╔══

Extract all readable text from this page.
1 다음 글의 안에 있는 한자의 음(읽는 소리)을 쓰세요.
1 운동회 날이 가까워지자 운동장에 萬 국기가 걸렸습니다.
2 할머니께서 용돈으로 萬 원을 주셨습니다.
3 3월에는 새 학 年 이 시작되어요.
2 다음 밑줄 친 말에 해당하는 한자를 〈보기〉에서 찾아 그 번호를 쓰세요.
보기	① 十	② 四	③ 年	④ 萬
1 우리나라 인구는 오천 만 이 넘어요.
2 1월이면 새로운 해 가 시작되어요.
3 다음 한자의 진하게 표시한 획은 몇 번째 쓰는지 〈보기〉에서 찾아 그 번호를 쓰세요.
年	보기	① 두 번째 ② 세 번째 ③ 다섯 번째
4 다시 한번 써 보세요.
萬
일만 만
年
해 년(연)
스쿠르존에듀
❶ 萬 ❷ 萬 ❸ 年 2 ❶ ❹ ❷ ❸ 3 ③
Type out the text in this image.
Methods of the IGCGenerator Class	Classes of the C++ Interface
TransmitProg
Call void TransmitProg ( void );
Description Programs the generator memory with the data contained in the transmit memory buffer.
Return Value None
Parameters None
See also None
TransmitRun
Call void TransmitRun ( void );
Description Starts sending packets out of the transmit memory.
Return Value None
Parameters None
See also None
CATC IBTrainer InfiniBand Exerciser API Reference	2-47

╚══

Check each line above for the word "text", and copy the lines where it appears.

:: ANSWER ::
Extract all readable text from this page.
Type out the text in this image.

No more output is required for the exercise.